### Supplied records ###

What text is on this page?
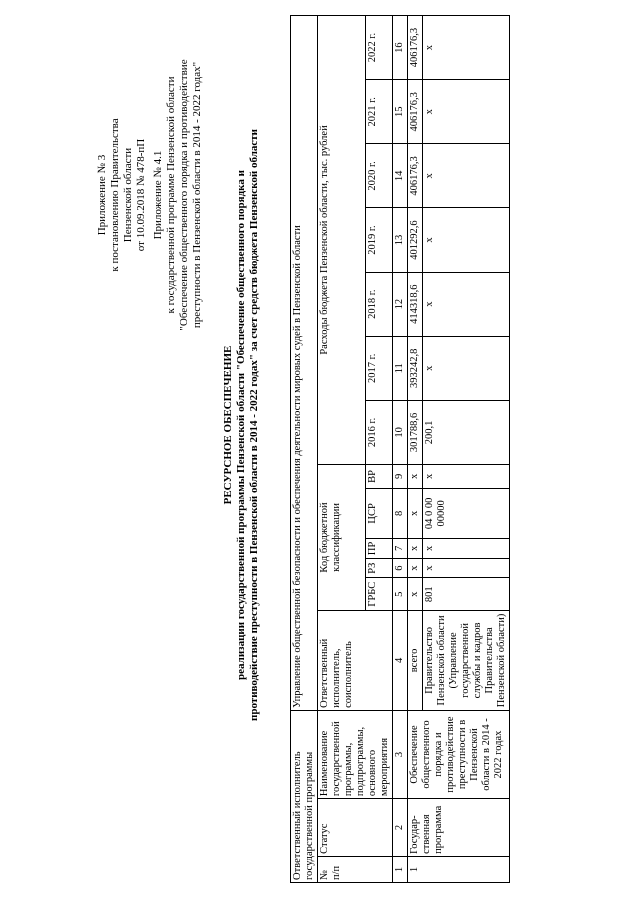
Приложение № 3 к постановлению Правительства Пензенской области от 10.09.2018 № 478-пП Приложение № 4.1 к государственной программе Пензенской области "Обеспечение общественного порядка и противодействие преступности в Пензенской области в 2014 - 2022 годах"
РЕСУРСНОЕ ОБЕСПЕЧЕНИЕ реализации государственной программы Пензенской области "Обеспечение общественного порядка и противодействие преступности в Пензенской области в 2014 - 2022 годах" за счет средств бюджета Пензенской области
Ответственный исполнитель государственной программы			Управление общественной безопасности и обеспечения деятельности мировых судей в Пензенской области												
№ п/п	Статус	Наименование государственной программы, подпрограммы, основного мероприятия	Ответственный исполнитель, соисполнитель	Код бюджетной классификации					Расходы бюджета Пензенской области, тыс. рублей						
				ГРБС	РЗ	ПР	ЦСР	ВР	2016 г.	2017 г.	2018 г.	2019 г.	2020 г.	2021 г.	2022 г.
1	2	3	4	5	6	7	8	9	10	11	12	13	14	15	16
1	Государ-ственная программа	Обеспечение общественного порядка и противодействие преступности в Пензенской области в 2014 - 2022 годах	всего	x	x	x	x	x	301788,6	393242,8	414318,6	401292,6	406176,3	406176,3	406176,3
			Правительство Пензенской области (Управление государственной службы и кадров Правительства Пензенской области)	801	x	x	04 0 00 00000	x	200,1	x	x	x	x	x	x
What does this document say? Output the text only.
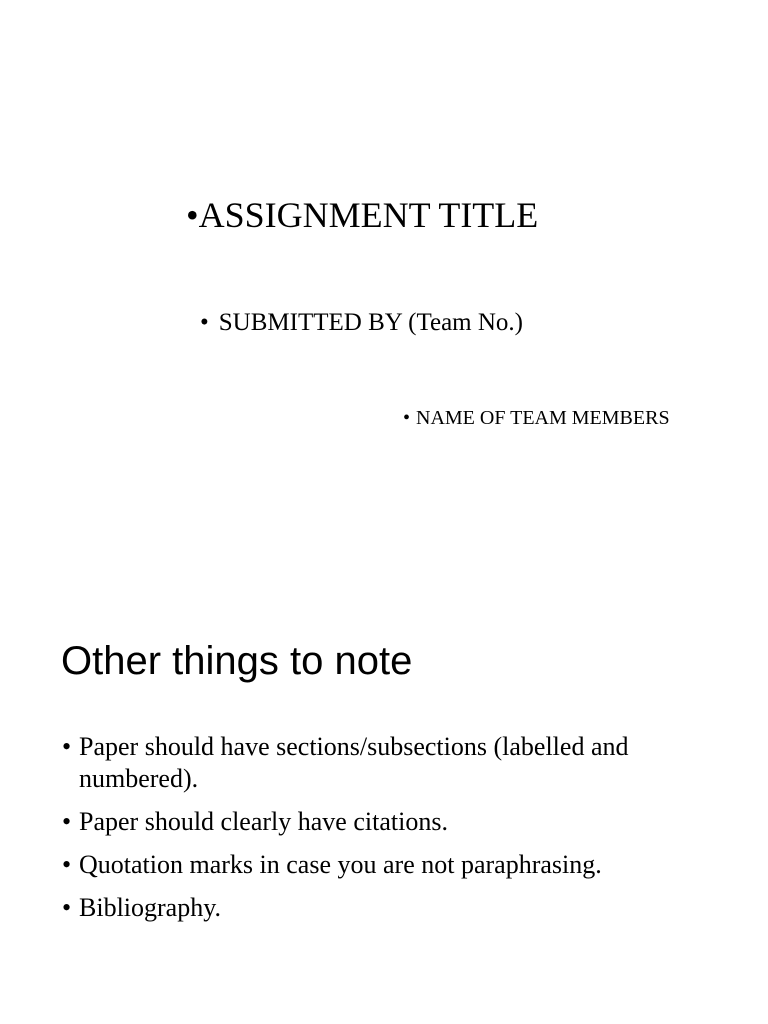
•ASSIGNMENT TITLE
• SUBMITTED BY (Team No.)
• NAME OF TEAM MEMBERS
Other things to note
• Paper should have sections/subsections (labelled and numbered).
• Paper should clearly have citations.
• Quotation marks in case you are not paraphrasing.
• Bibliography.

###

_Written problem_
From the material above, reproduce everything verbatim except the pictures.

_Expected answer_
What text is on this page?
Приложение № 3 к постановлению Правительства Пензенской области от 10.09.2018 № 478-пП Приложение № 4.1 к государственной программе Пензенской области "Обеспечение общественного порядка и противодействие преступности в Пензенской области в 2014 - 2022 годах"
РЕСУРСНОЕ ОБЕСПЕЧЕНИЕ реализации государственной программы Пензенской области "Обеспечение общественного порядка и противодействие преступности в Пензенской области в 2014 - 2022 годах" за счет средств бюджета Пензенской области
Ответственный исполнитель государственной программы			Управление общественной безопасности и обеспечения деятельности мировых судей в Пензенской области												
№ п/п	Статус	Наименование государственной программы, подпрограммы, основного мероприятия	Ответственный исполнитель, соисполнитель	Код бюджетной классификации					Расходы бюджета Пензенской области, тыс. рублей						
				ГРБС	РЗ	ПР	ЦСР	ВР	2016 г.	2017 г.	2018 г.	2019 г.	2020 г.	2021 г.	2022 г.
1	2	3	4	5	6	7	8	9	10	11	12	13	14	15	16
1	Государ-ственная программа	Обеспечение общественного порядка и противодействие преступности в Пензенской области в 2014 - 2022 годах	всего	x	x	x	x	x	301788,6	393242,8	414318,6	401292,6	406176,3	406176,3	406176,3
			Правительство Пензенской области (Управление государственной службы и кадров Правительства Пензенской области)	801	x	x	04 0 00 00000	x	200,1	x	x	x	x	x	x
What does this document say? Output the text only.
•ASSIGNMENT TITLE
• SUBMITTED BY (Team No.)
• NAME OF TEAM MEMBERS
Other things to note
• Paper should have sections/subsections (labelled and numbered).
• Paper should clearly have citations.
• Quotation marks in case you are not paraphrasing.
• Bibliography.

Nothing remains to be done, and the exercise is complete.